WHAT YOU NEED TO DO:
Strip the pictures and reproduce the rest of the listing exactly.

INPUT RECORDS:
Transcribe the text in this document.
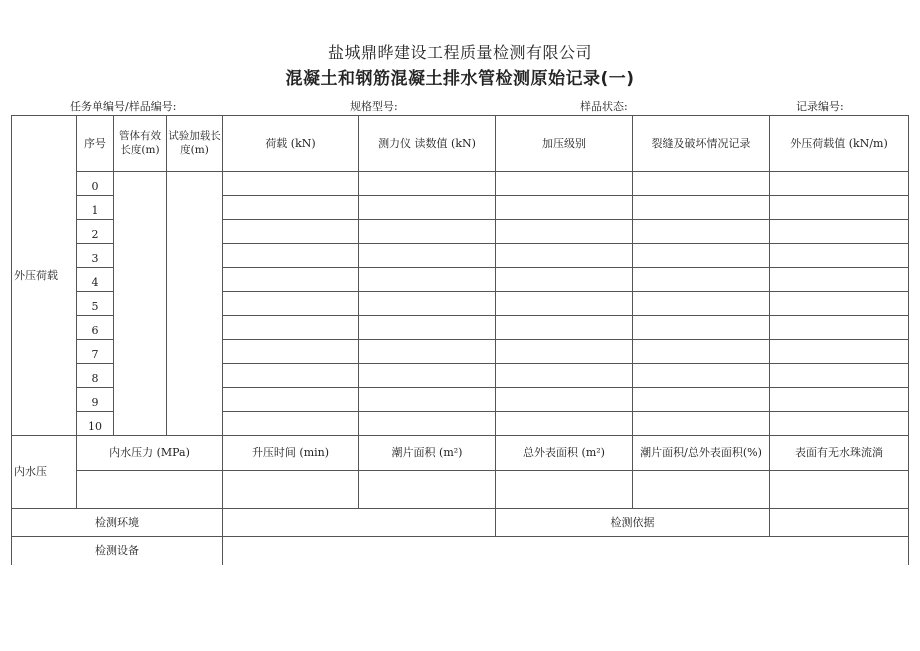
盐城鼎晔建设工程质量检测有限公司
混凝土和钢筋混凝土排水管检测原始记录(一)
任务单编号/样品编号:	规格型号:	样品状态:	记录编号:
外压荷载	序号	管体有效长度(m)	试验加载长度(m)	荷载 (kN)	测力仪 读数值 (kN)	加压级别	裂缝及破坏情况记录	外压荷载值 (kN/m)
	0							
	1							
	2							
	3							
	4							
	5							
	6							
	7							
	8							
	9							
	10							
内水压	内水压力 (MPa)			升压时间 (min)	潮片面积 (m²)	总外表面积 (m²)	潮片面积/总外表面积(%)	表面有无水珠流淌

检测环境						检测依据		
检测设备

COMPLETE OUTPUT:
Transcribe the text in this document.
盐城鼎晔建设工程质量检测有限公司
混凝土和钢筋混凝土排水管检测原始记录(一)
任务单编号/样品编号:	规格型号:	样品状态:	记录编号:
外压荷载	序号	管体有效长度(m)	试验加载长度(m)	荷载 (kN)	测力仪 读数值 (kN)	加压级别	裂缝及破坏情况记录	外压荷载值 (kN/m)
	0							
	1							
	2							
	3							
	4							
	5							
	6							
	7							
	8							
	9							
	10							
内水压	内水压力 (MPa)			升压时间 (min)	潮片面积 (m²)	总外表面积 (m²)	潮片面积/总外表面积(%)	表面有无水珠流淌

检测环境						检测依据		
检测设备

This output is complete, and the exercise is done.